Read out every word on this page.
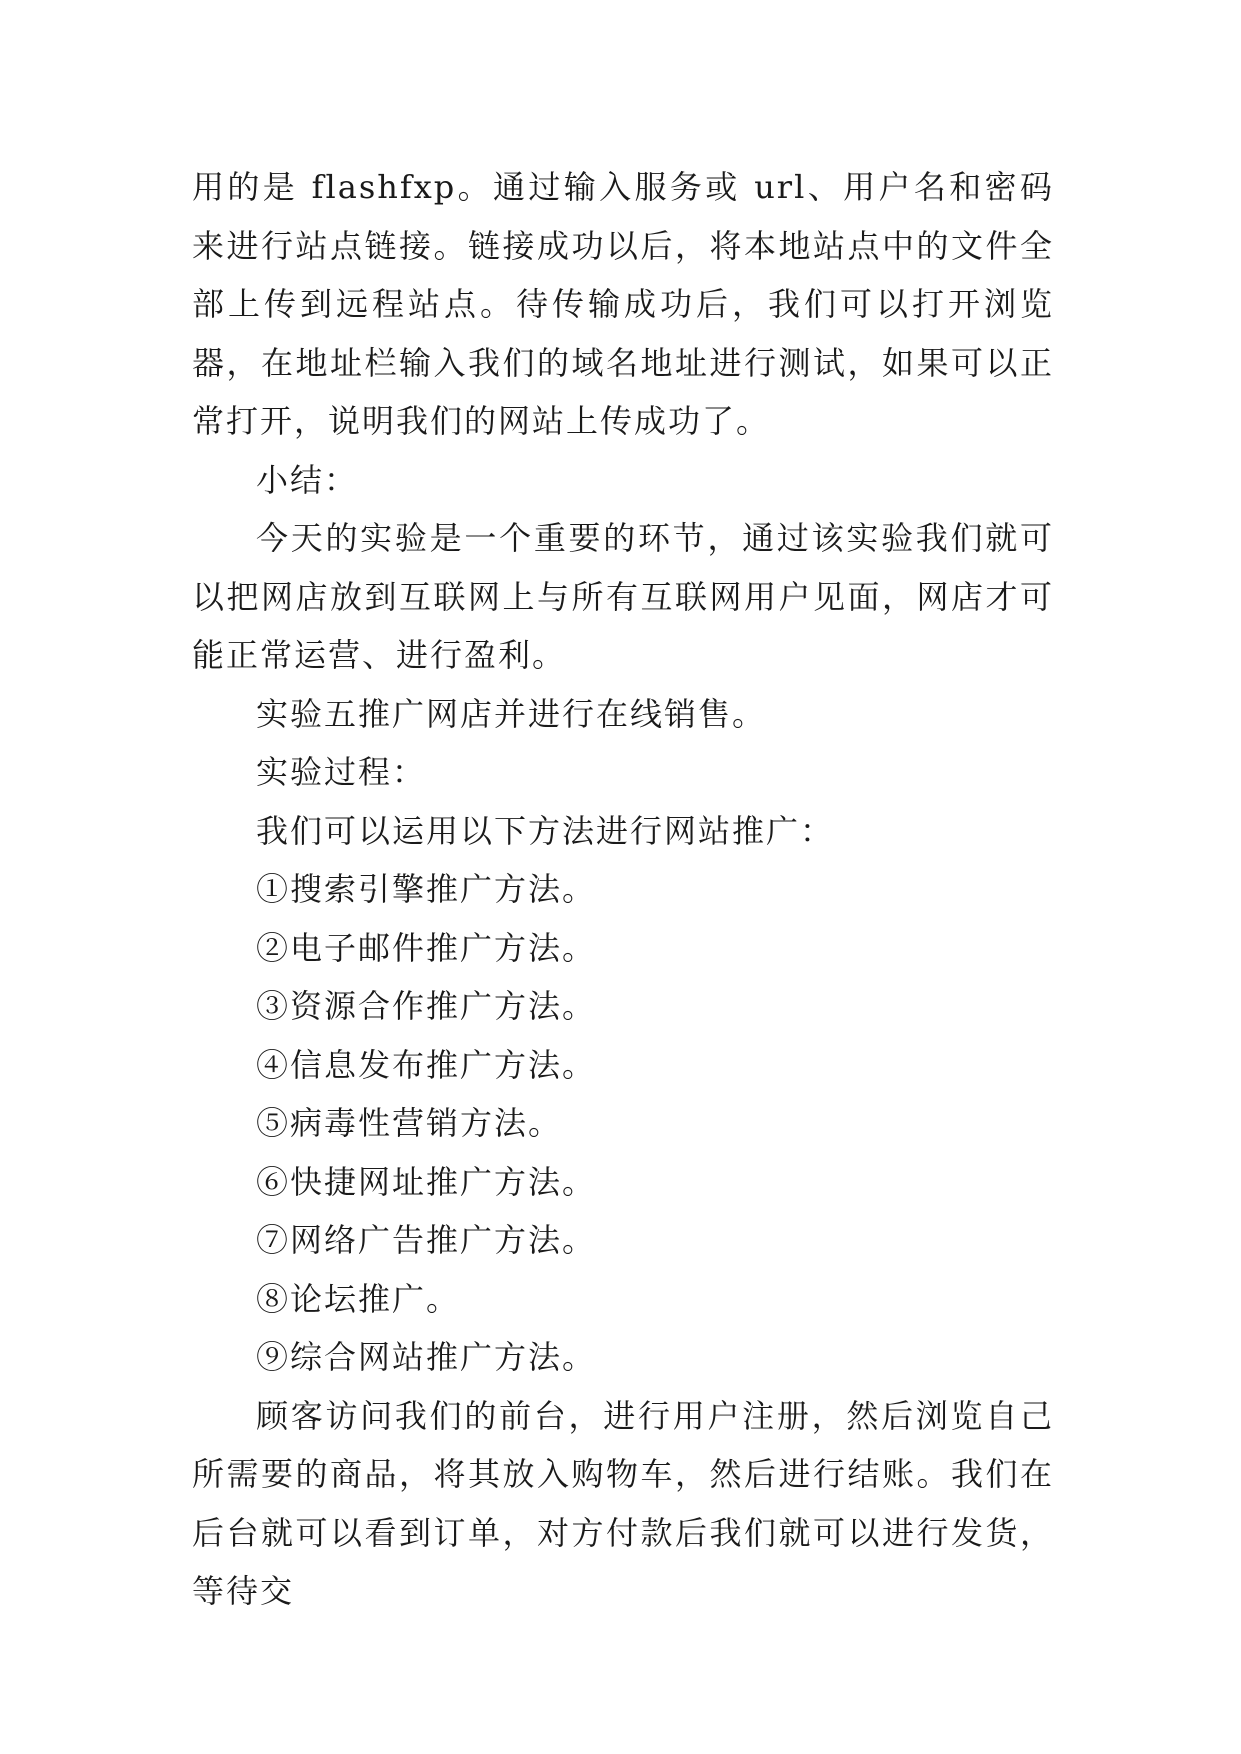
用的是 flashfxp。通过输入服务或 url、用户名和密码来进行站点链接。链接成功以后，将本地站点中的文件全部上传到远程站点。待传输成功后，我们可以打开浏览器，在地址栏输入我们的域名地址进行测试，如果可以正常打开，说明我们的网站上传成功了。

小结：

今天的实验是一个重要的环节，通过该实验我们就可以把网店放到互联网上与所有互联网用户见面，网店才可能正常运营、进行盈利。

实验五推广网店并进行在线销售。

实验过程：

我们可以运用以下方法进行网站推广：

①搜索引擎推广方法。

②电子邮件推广方法。

③资源合作推广方法。

④信息发布推广方法。

⑤病毒性营销方法。

⑥快捷网址推广方法。

⑦网络广告推广方法。

⑧论坛推广。

⑨综合网站推广方法。

顾客访问我们的前台，进行用户注册，然后浏览自己所需要的商品，将其放入购物车，然后进行结账。我们在后台就可以看到订单，对方付款后我们就可以进行发货，等待交
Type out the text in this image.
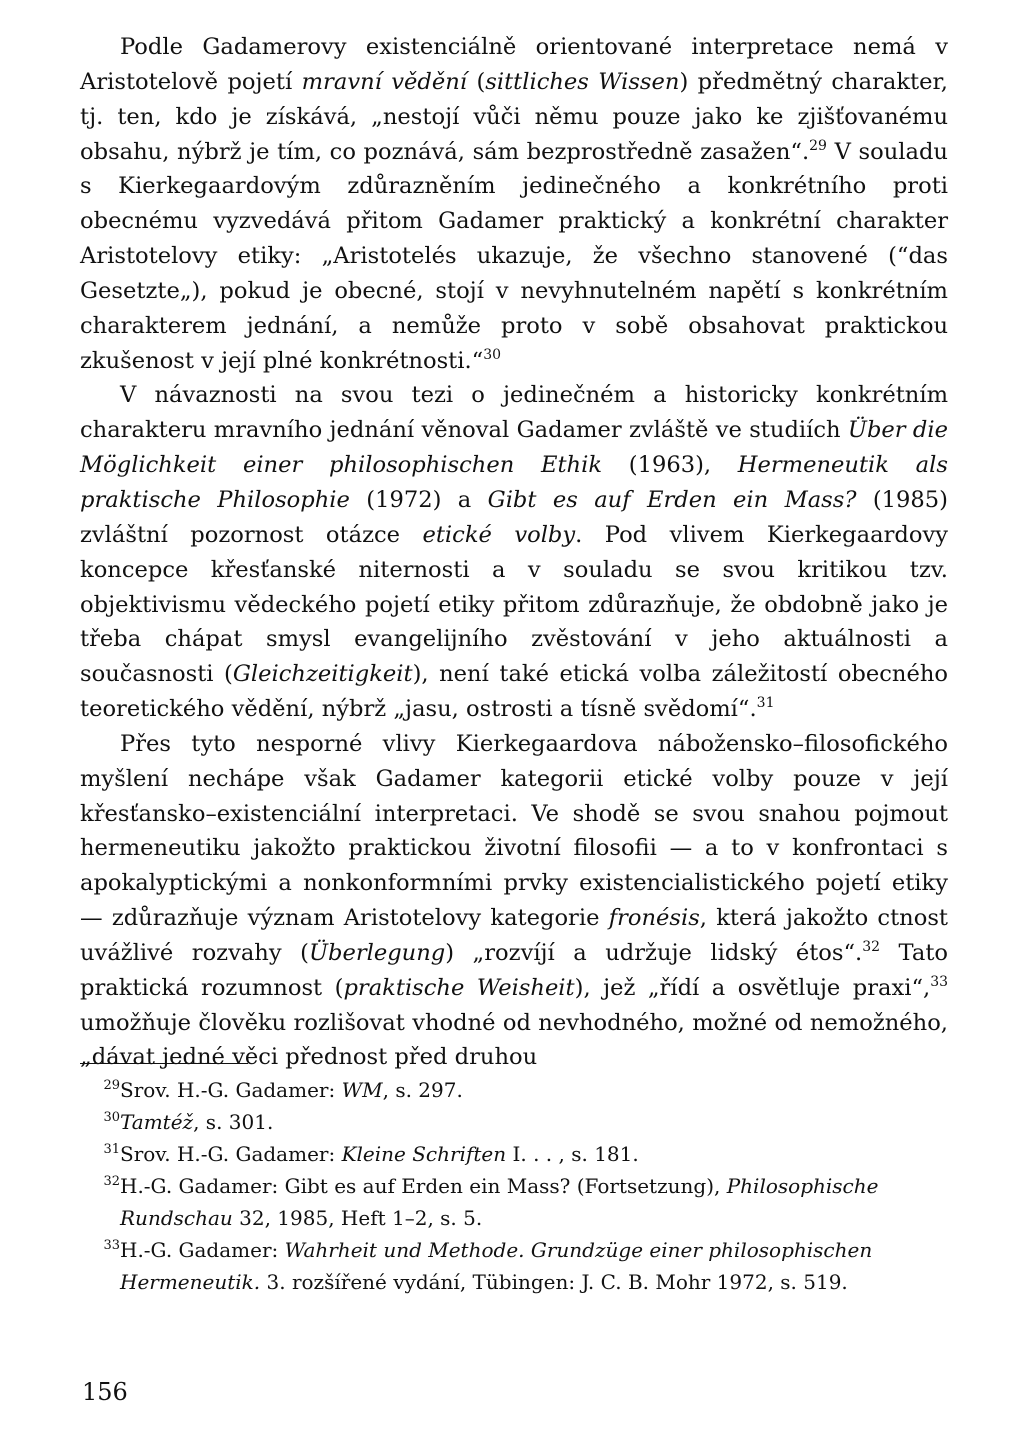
Podle Gadamerovy existenciálně orientované interpretace nemá v Aristotelově pojetí mravní vědění (sittliches Wissen) předmětný charakter, tj. ten, kdo je získává, „nestojí vůči němu pouze jako ke zjišťovanému obsahu, nýbrž je tím, co poznává, sám bezprostředně zasažen“.$^{29}$ V souladu s Kierkegaardovým zdůrazněním jedinečného a konkrétního proti obecnému vyzvedává přitom Gadamer praktický a konkrétní charakter Aristotelovy etiky: „Aristotelés ukazuje, že všechno stanovené (“das Gesetzte„), pokud je obecné, stojí v nevyhnutelném napětí s konkrétním charakterem jednání, a nemůže proto v sobě obsahovat praktickou zkušenost v její plné konkrétnosti.“$^{30}$

V návaznosti na svou tezi o jedinečném a historicky konkrétním charakteru mravního jednání věnoval Gadamer zvláště ve studiích Über die Möglichkeit einer philosophischen Ethik (1963), Hermeneutik als praktische Philosophie (1972) a Gibt es auf Erden ein Mass? (1985) zvláštní pozornost otázce etické volby. Pod vlivem Kierkegaardovy koncepce křesťanské niternosti a v souladu se svou kritikou tzv. objektivismu vědeckého pojetí etiky přitom zdůrazňuje, že obdobně jako je třeba chápat smysl evangelijního zvěstování v jeho aktuálnosti a současnosti (Gleichzeitigkeit), není také etická volba záležitostí obecného teoretického vědění, nýbrž „jasu, ostrosti a tísně svědomí“.$^{31}$

Přes tyto nesporné vlivy Kierkegaardova nábožensko–filosofického myšlení nechápe však Gadamer kategorii etické volby pouze v její křesťansko–existenciální interpretaci. Ve shodě se svou snahou pojmout hermeneutiku jakožto praktickou životní filosofii — a to v konfrontaci s apokalyptickými a nonkonformními prvky existencialistického pojetí etiky — zdůrazňuje význam Aristotelovy kategorie fronésis, která jakožto ctnost uvážlivé rozvahy (Überlegung) „rozvíjí a udržuje lidský étos“.$^{32}$ Tato praktická rozumnost (praktische Weisheit), jež „řídí a osvětluje praxi“,$^{33}$ umožňuje člověku rozlišovat vhodné od nevhodného, možné od nemožného, „dávat jedné věci přednost před druhou

$^{29}$Srov. H.-G. Gadamer: WM, s. 297.

$^{30}$Tamtéž, s. 301.

$^{31}$Srov. H.-G. Gadamer: Kleine Schriften I. . . , s. 181.

$^{32}$H.-G. Gadamer: Gibt es auf Erden ein Mass? (Fortsetzung), Philosophische Rundschau 32, 1985, Heft 1–2, s. 5.

$^{33}$H.-G. Gadamer: Wahrheit und Methode. Grundzüge einer philosophischen Hermeneutik. 3. rozšířené vydání, Tübingen: J. C. B. Mohr 1972, s. 519.

156
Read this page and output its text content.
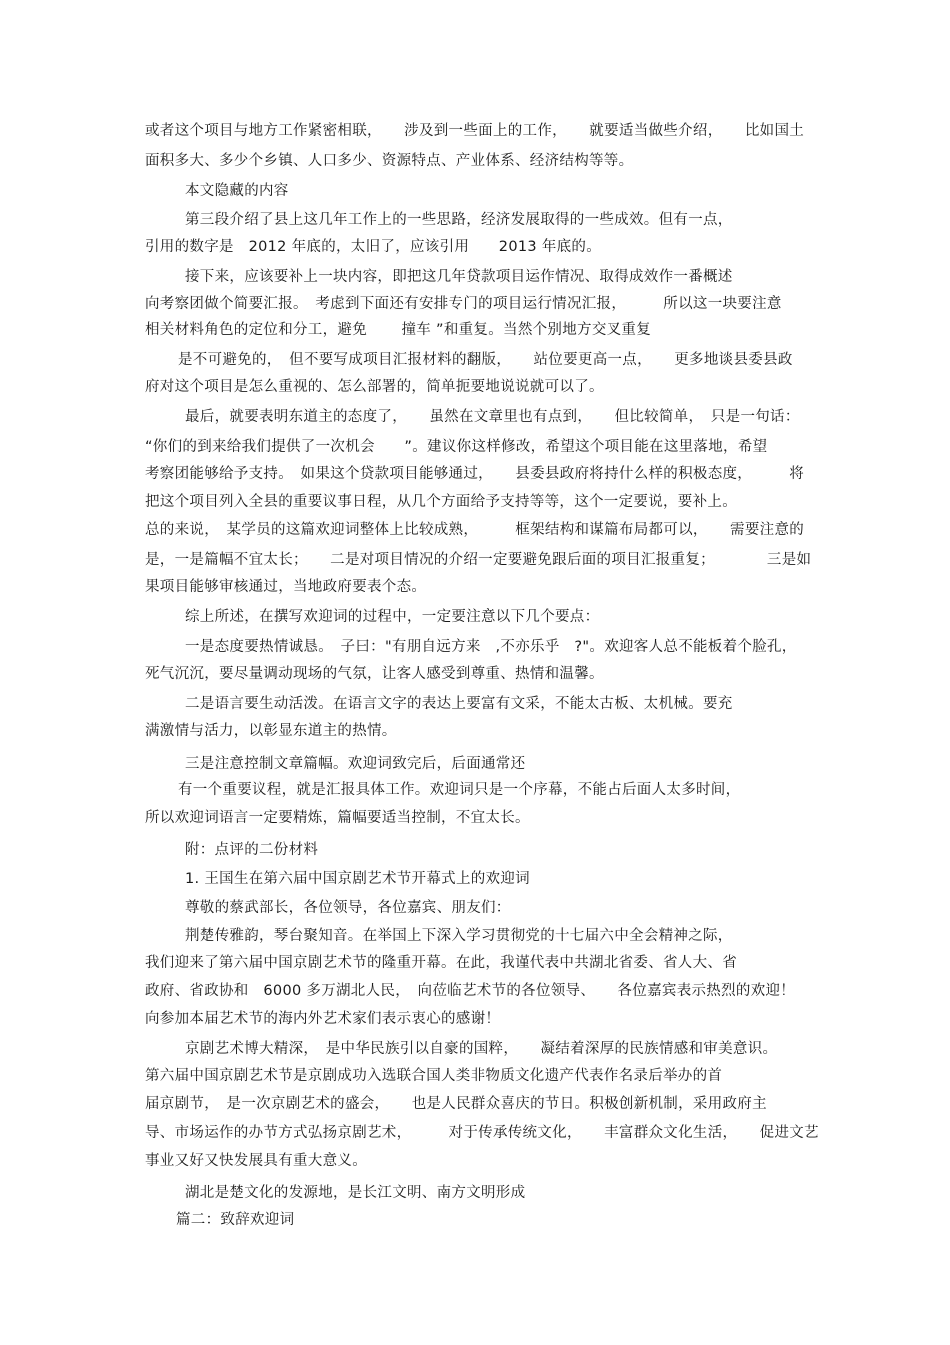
或者这个项目与地方工作紧密相联，　　涉及到一些面上的工作，　　就要适当做些介绍，　　比如国土
面积多大、多少个乡镇、人口多少、资源特点、产业体系、经济结构等等。
本文隐藏的内容
第三段介绍了县上这几年工作上的一些思路，经济发展取得的一些成效。但有一点，
引用的数字是　2012 年底的，太旧了，应该引用　　2013 年底的。
接下来，应该要补上一块内容，即把这几年贷款项目运作情况、取得成效作一番概述
向考察团做个简要汇报。　考虑到下面还有安排专门的项目运行情况汇报，　　　所以这一块要注意
相关材料角色的定位和分工，避免　　 撞车 ”和重复。当然个别地方交叉重复
是不可避免的，　但不要写成项目汇报材料的翻版，　　站位要更高一点，　　更多地谈县委县政
府对这个项目是怎么重视的、怎么部署的，简单扼要地说说就可以了。
最后，就要表明东道主的态度了，　　虽然在文章里也有点到，　　但比较简单，　只是一句话：
“你们的到来给我们提供了一次机会　　”。建议你这样修改，希望这个项目能在这里落地，希望
考察团能够给予支持。　如果这个贷款项目能够通过，　　县委县政府将持什么样的积极态度，　　　将
把这个项目列入全县的重要议事日程，从几个方面给予支持等等，这个一定要说，要补上。
总的来说，　某学员的这篇欢迎词整体上比较成熟，　　　框架结构和谋篇布局都可以，　　需要注意的
是，一是篇幅不宜太长；　　二是对项目情况的介绍一定要避免跟后面的项目汇报重复；　　　　三是如
果项目能够审核通过，当地政府要表个态。
综上所述，在撰写欢迎词的过程中，一定要注意以下几个要点：
一是态度要热情诚恳。　子曰："有朋自远方来　,不亦乐乎　?"。欢迎客人总不能板着个脸孔，
死气沉沉，要尽量调动现场的气氛，让客人感受到尊重、热情和温馨。
二是语言要生动活泼。在语言文字的表达上要富有文采，不能太古板、太机械。要充
满激情与活力，以彰显东道主的热情。
三是注意控制文章篇幅。欢迎词致完后，后面通常还
有一个重要议程，就是汇报具体工作。欢迎词只是一个序幕，不能占后面人太多时间，
所以欢迎词语言一定要精炼，篇幅要适当控制，不宜太长。
附：点评的二份材料
1. 王国生在第六届中国京剧艺术节开幕式上的欢迎词
尊敬的蔡武部长，各位领导，各位嘉宾、朋友们：
荆楚传雅韵，琴台聚知音。在举国上下深入学习贯彻党的十七届六中全会精神之际，
我们迎来了第六届中国京剧艺术节的隆重开幕。在此，我谨代表中共湖北省委、省人大、省
政府、省政协和　6000 多万湖北人民，　向莅临艺术节的各位领导、　　各位嘉宾表示热烈的欢迎！
向参加本届艺术节的海内外艺术家们表示衷心的感谢！
京剧艺术博大精深，　是中华民族引以自豪的国粹，　　凝结着深厚的民族情感和审美意识。
第六届中国京剧艺术节是京剧成功入选联合国人类非物质文化遗产代表作名录后举办的首
届京剧节，　是一次京剧艺术的盛会，　　也是人民群众喜庆的节日。积极创新机制，采用政府主
导、市场运作的办节方式弘扬京剧艺术，　　　对于传承传统文化，　　丰富群众文化生活，　　促进文艺
事业又好又快发展具有重大意义。
湖北是楚文化的发源地，是长江文明、南方文明形成
篇二：致辞欢迎词
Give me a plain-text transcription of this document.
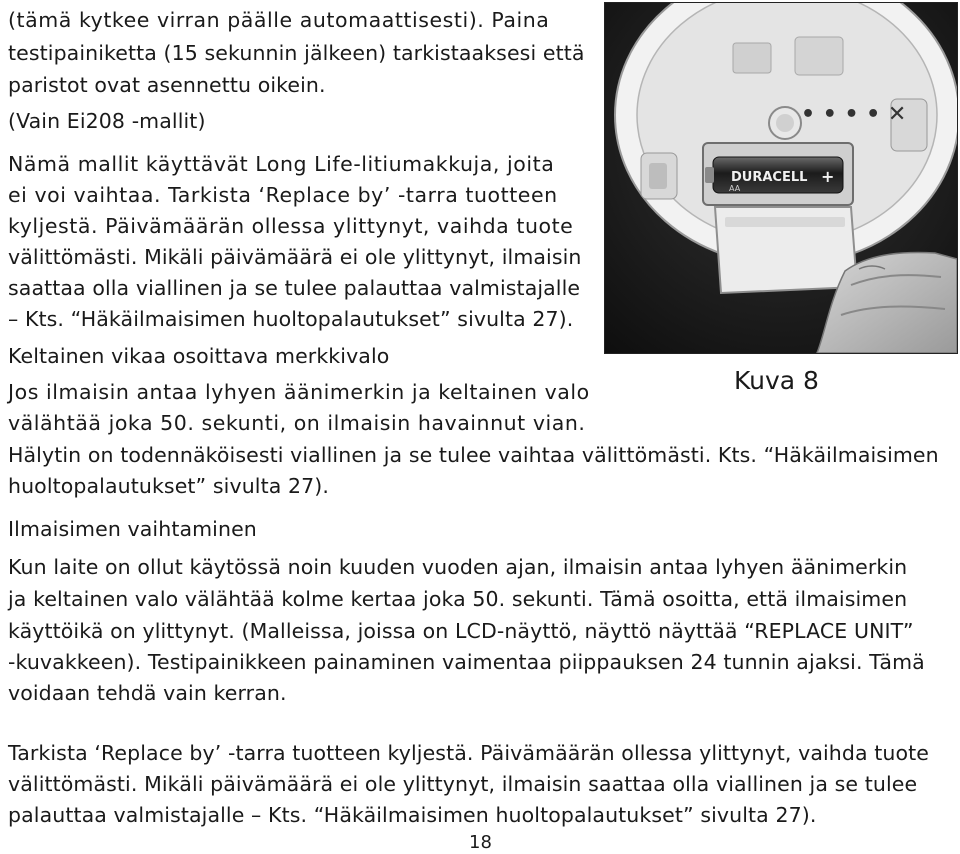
(tämä kytkee virran päälle automaattisesti). Paina
testipainiketta (15 sekunnin jälkeen) tarkistaaksesi että
paristot ovat asennettu oikein.
(Vain Ei208 -mallit)
Nämä mallit käyttävät Long Life-litiumakkuja, joita
ei voi vaihtaa. Tarkista ‘Replace by’ -tarra tuotteen
kyljestä. Päivämäärän ollessa ylittynyt, vaihda tuote
välittömästi. Mikäli päivämäärä ei ole ylittynyt, ilmaisin
saattaa olla viallinen ja se tulee palauttaa valmistajalle
– Kts. “Häkäilmaisimen huoltopalautukset” sivulta 27).
Keltainen vikaa osoittava merkkivalo
Jos ilmaisin antaa lyhyen äänimerkin ja keltainen valo
välähtää joka 50. sekunti, on ilmaisin havainnut vian.
Hälytin on todennäköisesti viallinen ja se tulee vaihtaa välittömästi. Kts. “Häkäilmaisimen
huoltopalautukset” sivulta 27).
Ilmaisimen vaihtaminen
Kun laite on ollut käytössä noin kuuden vuoden ajan, ilmaisin antaa lyhyen äänimerkin
ja keltainen valo välähtää kolme kertaa joka 50. sekunti. Tämä osoitta, että ilmaisimen
käyttöikä on ylittynyt. (Malleissa, joissa on LCD-näyttö, näyttö näyttää “REPLACE UNIT”
-kuvakkeen). Testipainikkeen painaminen vaimentaa piippauksen 24 tunnin ajaksi. Tämä
voidaan tehdä vain kerran.
Tarkista ‘Replace by’ -tarra tuotteen kyljestä. Päivämäärän ollessa ylittynyt, vaihda tuote
välittömästi. Mikäli päivämäärä ei ole ylittynyt, ilmaisin saattaa olla viallinen ja se tulee
palauttaa valmistajalle – Kts. “Häkäilmaisimen huoltopalautukset” sivulta 27).
• • • • ✕
DURACELL
AA
+
Kuva 8
18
....
● Exercise
Show every line that contains the word "Mikäli".

● Result of this exercise
välittömästi. Mikäli päivämäärä ei ole ylittynyt, ilmaisin
välittömästi. Mikäli päivämäärä ei ole ylittynyt, ilmaisin saattaa olla viallinen ja se tulee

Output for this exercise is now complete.